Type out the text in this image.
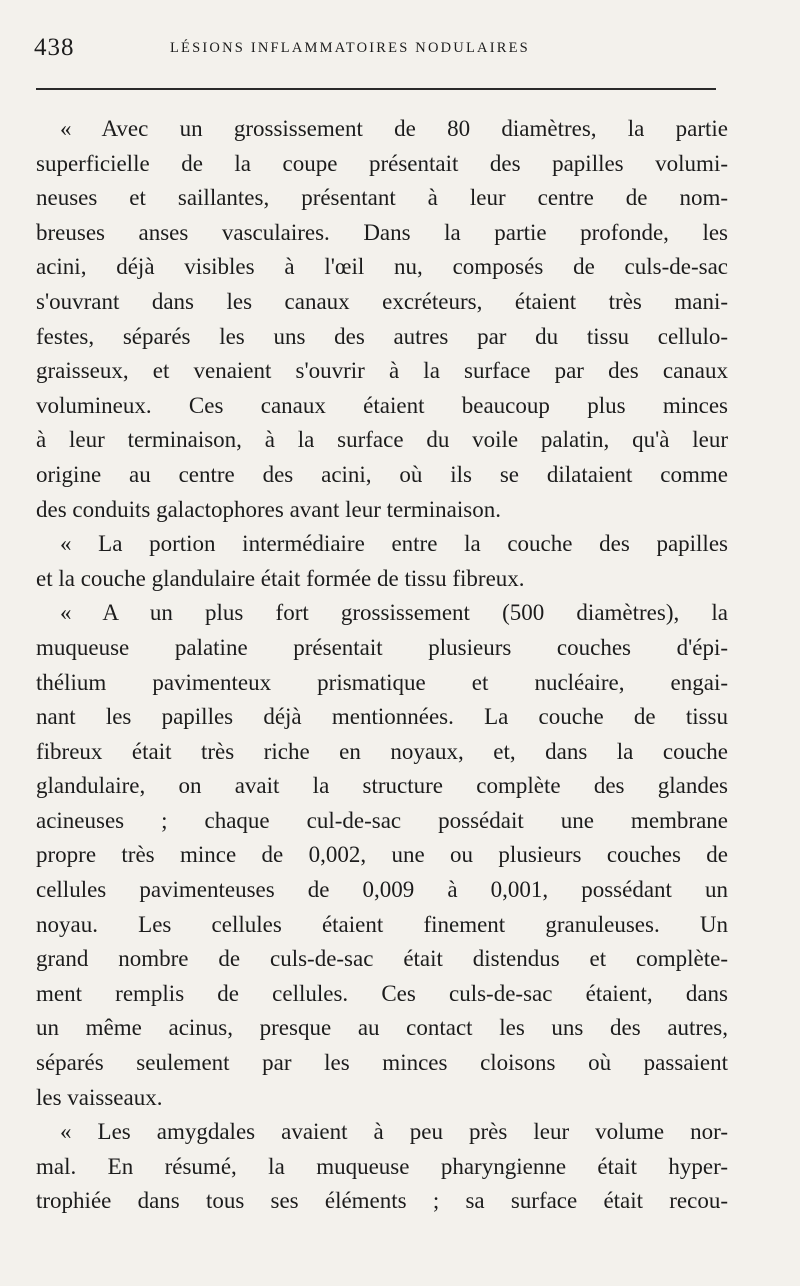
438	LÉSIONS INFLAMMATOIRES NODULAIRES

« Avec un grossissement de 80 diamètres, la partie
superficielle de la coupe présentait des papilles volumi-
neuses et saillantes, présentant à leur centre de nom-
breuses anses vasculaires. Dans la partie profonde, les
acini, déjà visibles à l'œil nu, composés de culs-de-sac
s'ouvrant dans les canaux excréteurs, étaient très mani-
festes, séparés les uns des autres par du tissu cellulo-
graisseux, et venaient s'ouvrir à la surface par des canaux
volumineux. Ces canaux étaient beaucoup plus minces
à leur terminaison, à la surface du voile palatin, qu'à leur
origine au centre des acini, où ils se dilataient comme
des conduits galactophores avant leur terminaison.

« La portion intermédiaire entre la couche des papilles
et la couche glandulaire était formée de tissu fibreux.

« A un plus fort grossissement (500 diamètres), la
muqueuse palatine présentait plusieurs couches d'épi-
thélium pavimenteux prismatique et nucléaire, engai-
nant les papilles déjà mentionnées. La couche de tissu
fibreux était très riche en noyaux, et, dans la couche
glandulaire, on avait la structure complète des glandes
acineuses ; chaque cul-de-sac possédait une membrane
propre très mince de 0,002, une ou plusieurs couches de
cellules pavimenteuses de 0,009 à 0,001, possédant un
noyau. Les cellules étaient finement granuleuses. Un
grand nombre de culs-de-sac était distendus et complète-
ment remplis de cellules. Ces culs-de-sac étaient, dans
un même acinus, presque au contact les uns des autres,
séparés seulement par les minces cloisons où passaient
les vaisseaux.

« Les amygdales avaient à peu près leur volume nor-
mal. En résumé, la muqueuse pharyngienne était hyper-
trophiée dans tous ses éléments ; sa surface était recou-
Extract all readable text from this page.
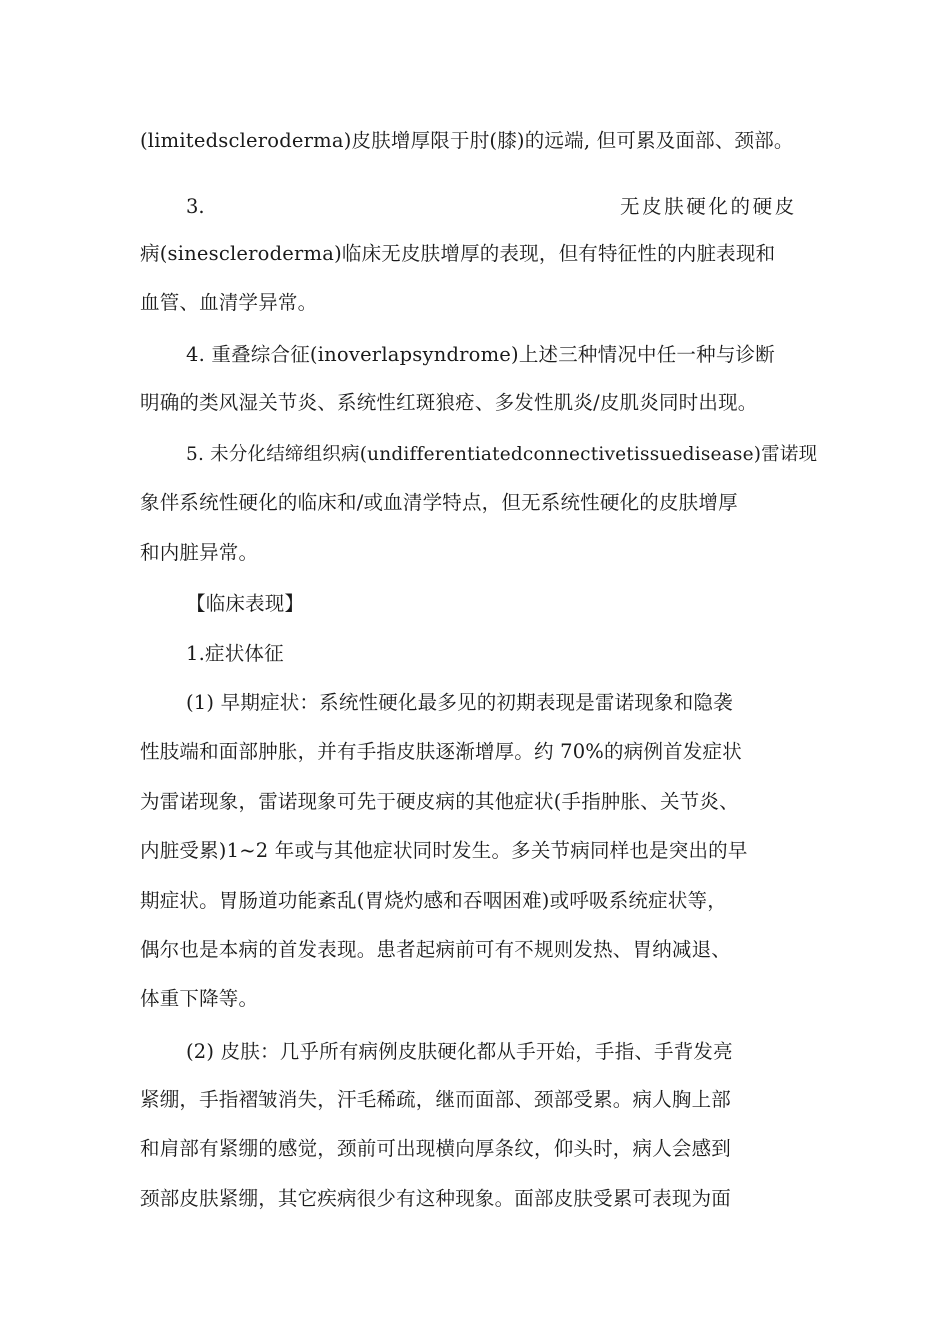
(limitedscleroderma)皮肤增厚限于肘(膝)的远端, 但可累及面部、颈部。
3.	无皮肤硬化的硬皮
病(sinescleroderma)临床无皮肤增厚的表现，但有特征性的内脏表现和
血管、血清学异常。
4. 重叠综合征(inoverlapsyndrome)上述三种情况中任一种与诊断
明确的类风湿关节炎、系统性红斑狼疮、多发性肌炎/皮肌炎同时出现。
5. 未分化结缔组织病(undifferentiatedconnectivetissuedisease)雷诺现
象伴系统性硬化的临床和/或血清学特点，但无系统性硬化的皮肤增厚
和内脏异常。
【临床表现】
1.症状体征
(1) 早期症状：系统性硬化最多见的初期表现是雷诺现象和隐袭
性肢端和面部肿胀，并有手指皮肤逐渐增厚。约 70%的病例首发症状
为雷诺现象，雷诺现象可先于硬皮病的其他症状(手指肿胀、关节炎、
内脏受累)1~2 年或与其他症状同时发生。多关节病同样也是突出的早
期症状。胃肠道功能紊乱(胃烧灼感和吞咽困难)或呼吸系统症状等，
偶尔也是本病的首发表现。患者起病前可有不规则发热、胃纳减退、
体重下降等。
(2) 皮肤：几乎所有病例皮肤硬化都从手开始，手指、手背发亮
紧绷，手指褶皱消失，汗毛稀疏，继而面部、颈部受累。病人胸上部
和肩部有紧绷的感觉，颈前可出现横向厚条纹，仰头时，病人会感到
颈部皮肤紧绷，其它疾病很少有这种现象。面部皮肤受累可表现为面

-------

◆ Instruction
Copy only the lines running from the one that holds "Extract all readable text from this page." through the last line of the data, and include both of those lines. Do not copy any pictures.

◆ Response to this task
Extract all readable text from this page.
(limitedscleroderma)皮肤增厚限于肘(膝)的远端, 但可累及面部、颈部。
3.	无皮肤硬化的硬皮
病(sinescleroderma)临床无皮肤增厚的表现，但有特征性的内脏表现和
血管、血清学异常。
4. 重叠综合征(inoverlapsyndrome)上述三种情况中任一种与诊断
明确的类风湿关节炎、系统性红斑狼疮、多发性肌炎/皮肌炎同时出现。
5. 未分化结缔组织病(undifferentiatedconnectivetissuedisease)雷诺现
象伴系统性硬化的临床和/或血清学特点，但无系统性硬化的皮肤增厚
和内脏异常。
【临床表现】
1.症状体征
(1) 早期症状：系统性硬化最多见的初期表现是雷诺现象和隐袭
性肢端和面部肿胀，并有手指皮肤逐渐增厚。约 70%的病例首发症状
为雷诺现象，雷诺现象可先于硬皮病的其他症状(手指肿胀、关节炎、
内脏受累)1~2 年或与其他症状同时发生。多关节病同样也是突出的早
期症状。胃肠道功能紊乱(胃烧灼感和吞咽困难)或呼吸系统症状等，
偶尔也是本病的首发表现。患者起病前可有不规则发热、胃纳减退、
体重下降等。
(2) 皮肤：几乎所有病例皮肤硬化都从手开始，手指、手背发亮
紧绷，手指褶皱消失，汗毛稀疏，继而面部、颈部受累。病人胸上部
和肩部有紧绷的感觉，颈前可出现横向厚条纹，仰头时，病人会感到
颈部皮肤紧绷，其它疾病很少有这种现象。面部皮肤受累可表现为面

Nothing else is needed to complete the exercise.